**Exercise goal**
Quote the listing below in full and exactly as written, but omit every picture.

A block of data
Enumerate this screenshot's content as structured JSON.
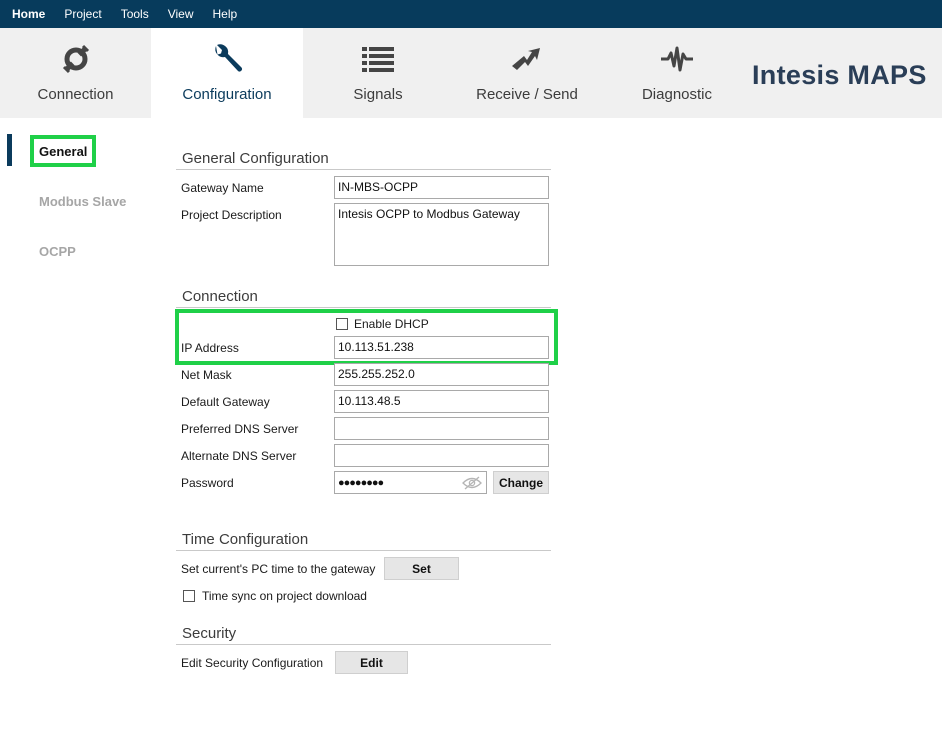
{
  "menu": {
    "items": [
      "Home",
      "Project",
      "Tools",
      "View",
      "Help"
    ]
  },
  "ribbon": {
    "tabs": {
      "connection": {
        "label": "Connection",
        "icon": "plug-icon"
      },
      "configuration": {
        "label": "Configuration",
        "icon": "wrench-icon"
      },
      "signals": {
        "label": "Signals",
        "icon": "list-icon"
      },
      "receive_send": {
        "label": "Receive / Send",
        "icon": "transfer-arrows-icon"
      },
      "diagnostic": {
        "label": "Diagnostic",
        "icon": "pulse-icon"
      }
    },
    "active_tab": "configuration",
    "brand": "Intesis MAPS"
  },
  "sidebar": {
    "items": [
      "General",
      "Modbus Slave",
      "OCPP"
    ],
    "active": "General"
  },
  "general": {
    "title": "General Configuration",
    "gateway_name_label": "Gateway Name",
    "gateway_name_value": "IN-MBS-OCPP",
    "project_description_label": "Project Description",
    "project_description_value": "Intesis OCPP to Modbus Gateway"
  },
  "connection": {
    "title": "Connection",
    "dhcp_label": "Enable DHCP",
    "dhcp_checked": false,
    "ip_label": "IP Address",
    "ip_value": "10.113.51.238",
    "netmask_label": "Net Mask",
    "netmask_value": "255.255.252.0",
    "gateway_label": "Default Gateway",
    "gateway_value": "10.113.48.5",
    "dns1_label": "Preferred DNS Server",
    "dns1_value": "",
    "dns2_label": "Alternate DNS Server",
    "dns2_value": "",
    "password_label": "Password",
    "password_value": "●●●●●●●●",
    "change_label": "Change"
  },
  "time": {
    "title": "Time Configuration",
    "set_time_label": "Set current's PC time to the gateway",
    "set_label": "Set",
    "sync_label": "Time sync on project download",
    "sync_checked": false
  },
  "security": {
    "title": "Security",
    "edit_label": "Edit Security Configuration",
    "edit_button": "Edit"
  },
  "colors": {
    "menubar": "#073b5c",
    "highlight": "#1fd048",
    "brand": "#2a3e57"
  }
}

**Exercise output**
Enumerate this screenshot's content as structured JSON.
{
  "menu": {
    "items": [
      "Home",
      "Project",
      "Tools",
      "View",
      "Help"
    ]
  },
  "ribbon": {
    "tabs": {
      "connection": {
        "label": "Connection",
        "icon": "plug-icon"
      },
      "configuration": {
        "label": "Configuration",
        "icon": "wrench-icon"
      },
      "signals": {
        "label": "Signals",
        "icon": "list-icon"
      },
      "receive_send": {
        "label": "Receive / Send",
        "icon": "transfer-arrows-icon"
      },
      "diagnostic": {
        "label": "Diagnostic",
        "icon": "pulse-icon"
      }
    },
    "active_tab": "configuration",
    "brand": "Intesis MAPS"
  },
  "sidebar": {
    "items": [
      "General",
      "Modbus Slave",
      "OCPP"
    ],
    "active": "General"
  },
  "general": {
    "title": "General Configuration",
    "gateway_name_label": "Gateway Name",
    "gateway_name_value": "IN-MBS-OCPP",
    "project_description_label": "Project Description",
    "project_description_value": "Intesis OCPP to Modbus Gateway"
  },
  "connection": {
    "title": "Connection",
    "dhcp_label": "Enable DHCP",
    "dhcp_checked": false,
    "ip_label": "IP Address",
    "ip_value": "10.113.51.238",
    "netmask_label": "Net Mask",
    "netmask_value": "255.255.252.0",
    "gateway_label": "Default Gateway",
    "gateway_value": "10.113.48.5",
    "dns1_label": "Preferred DNS Server",
    "dns1_value": "",
    "dns2_label": "Alternate DNS Server",
    "dns2_value": "",
    "password_label": "Password",
    "password_value": "●●●●●●●●",
    "change_label": "Change"
  },
  "time": {
    "title": "Time Configuration",
    "set_time_label": "Set current's PC time to the gateway",
    "set_label": "Set",
    "sync_label": "Time sync on project download",
    "sync_checked": false
  },
  "security": {
    "title": "Security",
    "edit_label": "Edit Security Configuration",
    "edit_button": "Edit"
  },
  "colors": {
    "menubar": "#073b5c",
    "highlight": "#1fd048",
    "brand": "#2a3e57"
  }
}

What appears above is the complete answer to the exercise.